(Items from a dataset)
· · · ·

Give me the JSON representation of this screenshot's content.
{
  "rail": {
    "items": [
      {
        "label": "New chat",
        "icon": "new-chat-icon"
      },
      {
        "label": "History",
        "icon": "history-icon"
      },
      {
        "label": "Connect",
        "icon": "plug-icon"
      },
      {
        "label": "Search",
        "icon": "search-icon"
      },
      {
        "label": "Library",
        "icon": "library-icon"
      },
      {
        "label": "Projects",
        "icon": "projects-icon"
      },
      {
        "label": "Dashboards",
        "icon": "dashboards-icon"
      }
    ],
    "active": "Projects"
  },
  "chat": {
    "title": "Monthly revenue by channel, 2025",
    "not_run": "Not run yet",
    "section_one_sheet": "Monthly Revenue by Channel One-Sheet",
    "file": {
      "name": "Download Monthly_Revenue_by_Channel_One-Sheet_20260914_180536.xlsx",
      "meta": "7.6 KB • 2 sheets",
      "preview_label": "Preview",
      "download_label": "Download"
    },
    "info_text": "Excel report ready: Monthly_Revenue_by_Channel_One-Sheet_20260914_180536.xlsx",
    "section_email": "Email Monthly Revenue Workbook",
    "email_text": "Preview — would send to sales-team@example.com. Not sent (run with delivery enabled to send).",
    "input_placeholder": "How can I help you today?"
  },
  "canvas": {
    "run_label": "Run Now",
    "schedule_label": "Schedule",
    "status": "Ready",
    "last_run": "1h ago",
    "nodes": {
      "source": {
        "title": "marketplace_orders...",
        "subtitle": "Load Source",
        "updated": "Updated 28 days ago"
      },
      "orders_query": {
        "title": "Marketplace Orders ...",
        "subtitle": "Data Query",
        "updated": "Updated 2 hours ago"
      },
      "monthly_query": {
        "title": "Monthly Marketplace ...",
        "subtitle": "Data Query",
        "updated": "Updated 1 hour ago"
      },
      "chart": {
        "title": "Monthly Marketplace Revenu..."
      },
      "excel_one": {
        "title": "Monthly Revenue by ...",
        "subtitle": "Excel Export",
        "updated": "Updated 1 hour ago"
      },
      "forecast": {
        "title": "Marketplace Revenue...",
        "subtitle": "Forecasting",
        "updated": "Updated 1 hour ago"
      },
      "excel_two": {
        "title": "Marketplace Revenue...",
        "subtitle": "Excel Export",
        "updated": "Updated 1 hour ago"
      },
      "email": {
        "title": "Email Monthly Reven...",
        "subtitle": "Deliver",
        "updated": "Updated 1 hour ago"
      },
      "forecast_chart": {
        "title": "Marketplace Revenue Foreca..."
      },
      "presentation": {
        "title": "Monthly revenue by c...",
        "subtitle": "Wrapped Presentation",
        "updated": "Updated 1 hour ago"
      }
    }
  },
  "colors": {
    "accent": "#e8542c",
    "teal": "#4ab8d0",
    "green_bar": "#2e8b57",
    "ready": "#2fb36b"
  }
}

· · · ·

■ **Exercise aim**:
Using the listing above, please repeat every entry exactly.

■ **Exercise result**:
Give me the JSON representation of this screenshot's content.
{
  "rail": {
    "items": [
      {
        "label": "New chat",
        "icon": "new-chat-icon"
      },
      {
        "label": "History",
        "icon": "history-icon"
      },
      {
        "label": "Connect",
        "icon": "plug-icon"
      },
      {
        "label": "Search",
        "icon": "search-icon"
      },
      {
        "label": "Library",
        "icon": "library-icon"
      },
      {
        "label": "Projects",
        "icon": "projects-icon"
      },
      {
        "label": "Dashboards",
        "icon": "dashboards-icon"
      }
    ],
    "active": "Projects"
  },
  "chat": {
    "title": "Monthly revenue by channel, 2025",
    "not_run": "Not run yet",
    "section_one_sheet": "Monthly Revenue by Channel One-Sheet",
    "file": {
      "name": "Download Monthly_Revenue_by_Channel_One-Sheet_20260914_180536.xlsx",
      "meta": "7.6 KB • 2 sheets",
      "preview_label": "Preview",
      "download_label": "Download"
    },
    "info_text": "Excel report ready: Monthly_Revenue_by_Channel_One-Sheet_20260914_180536.xlsx",
    "section_email": "Email Monthly Revenue Workbook",
    "email_text": "Preview — would send to sales-team@example.com. Not sent (run with delivery enabled to send).",
    "input_placeholder": "How can I help you today?"
  },
  "canvas": {
    "run_label": "Run Now",
    "schedule_label": "Schedule",
    "status": "Ready",
    "last_run": "1h ago",
    "nodes": {
      "source": {
        "title": "marketplace_orders...",
        "subtitle": "Load Source",
        "updated": "Updated 28 days ago"
      },
      "orders_query": {
        "title": "Marketplace Orders ...",
        "subtitle": "Data Query",
        "updated": "Updated 2 hours ago"
      },
      "monthly_query": {
        "title": "Monthly Marketplace ...",
        "subtitle": "Data Query",
        "updated": "Updated 1 hour ago"
      },
      "chart": {
        "title": "Monthly Marketplace Revenu..."
      },
      "excel_one": {
        "title": "Monthly Revenue by ...",
        "subtitle": "Excel Export",
        "updated": "Updated 1 hour ago"
      },
      "forecast": {
        "title": "Marketplace Revenue...",
        "subtitle": "Forecasting",
        "updated": "Updated 1 hour ago"
      },
      "excel_two": {
        "title": "Marketplace Revenue...",
        "subtitle": "Excel Export",
        "updated": "Updated 1 hour ago"
      },
      "email": {
        "title": "Email Monthly Reven...",
        "subtitle": "Deliver",
        "updated": "Updated 1 hour ago"
      },
      "forecast_chart": {
        "title": "Marketplace Revenue Foreca..."
      },
      "presentation": {
        "title": "Monthly revenue by c...",
        "subtitle": "Wrapped Presentation",
        "updated": "Updated 1 hour ago"
      }
    }
  },
  "colors": {
    "accent": "#e8542c",
    "teal": "#4ab8d0",
    "green_bar": "#2e8b57",
    "ready": "#2fb36b"
  }
}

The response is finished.